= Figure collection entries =

--- --- ---

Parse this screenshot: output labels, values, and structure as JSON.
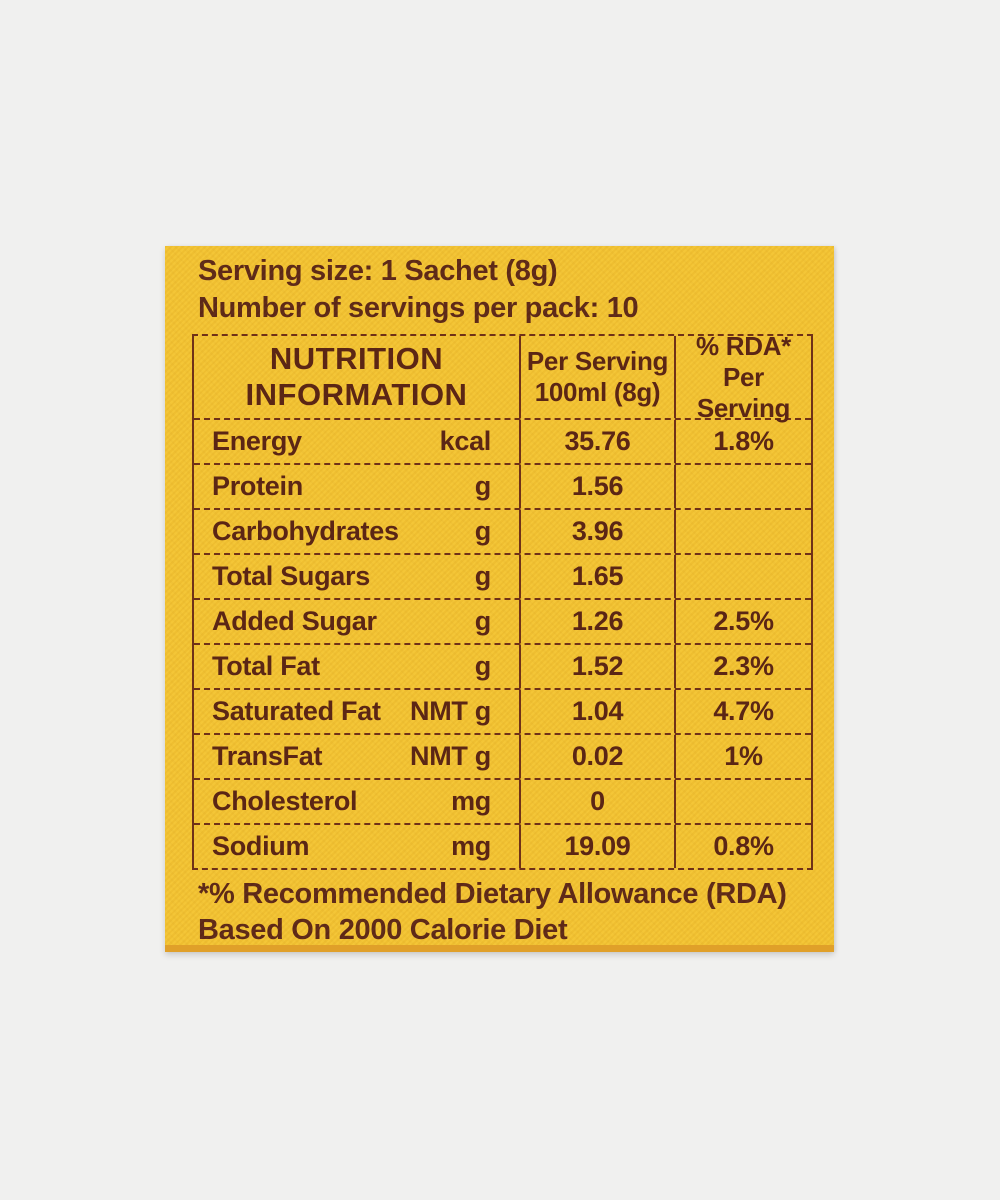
{
  "label": {
    "serving_size_line": "Serving size: 1 Sachet (8g)",
    "servings_per_pack_line": "Number of servings per pack: 10",
    "footnote_line1": "*% Recommended Dietary Allowance (RDA)",
    "footnote_line2": "Based On 2000 Calorie Diet"
  },
  "table": {
    "header": {
      "col1_line1": "NUTRITION",
      "col1_line2": "INFORMATION",
      "col2_line1": "Per Serving",
      "col2_line2": "100ml (8g)",
      "col3_line1": "% RDA*",
      "col3_line2": "Per Serving"
    },
    "rows": [
      {
        "nutrient": "Energy",
        "unit": "kcal",
        "per_serving": "35.76",
        "rda": "1.8%"
      },
      {
        "nutrient": "Protein",
        "unit": "g",
        "per_serving": "1.56",
        "rda": ""
      },
      {
        "nutrient": "Carbohydrates",
        "unit": "g",
        "per_serving": "3.96",
        "rda": ""
      },
      {
        "nutrient": "Total Sugars",
        "unit": "g",
        "per_serving": "1.65",
        "rda": ""
      },
      {
        "nutrient": "Added Sugar",
        "unit": "g",
        "per_serving": "1.26",
        "rda": "2.5%"
      },
      {
        "nutrient": "Total Fat",
        "unit": "g",
        "per_serving": "1.52",
        "rda": "2.3%"
      },
      {
        "nutrient": "Saturated Fat",
        "unit": "NMT g",
        "per_serving": "1.04",
        "rda": "4.7%"
      },
      {
        "nutrient": "TransFat",
        "unit": "NMT g",
        "per_serving": "0.02",
        "rda": "1%"
      },
      {
        "nutrient": "Cholesterol",
        "unit": "mg",
        "per_serving": "0",
        "rda": ""
      },
      {
        "nutrient": "Sodium",
        "unit": "mg",
        "per_serving": "19.09",
        "rda": "0.8%"
      }
    ]
  },
  "colors": {
    "label_background": "#F4C431",
    "label_bottom_edge": "#E0A029",
    "text_brown": "#5B2615",
    "border_brown": "#6F3118",
    "page_background": "#F0F0EF"
  }
}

--- --- ---

= Activity =
The answer must consist of every line in the records above that contains the word "Total".

= Reply =
        "nutrient": "Total Sugars",
        "nutrient": "Total Fat",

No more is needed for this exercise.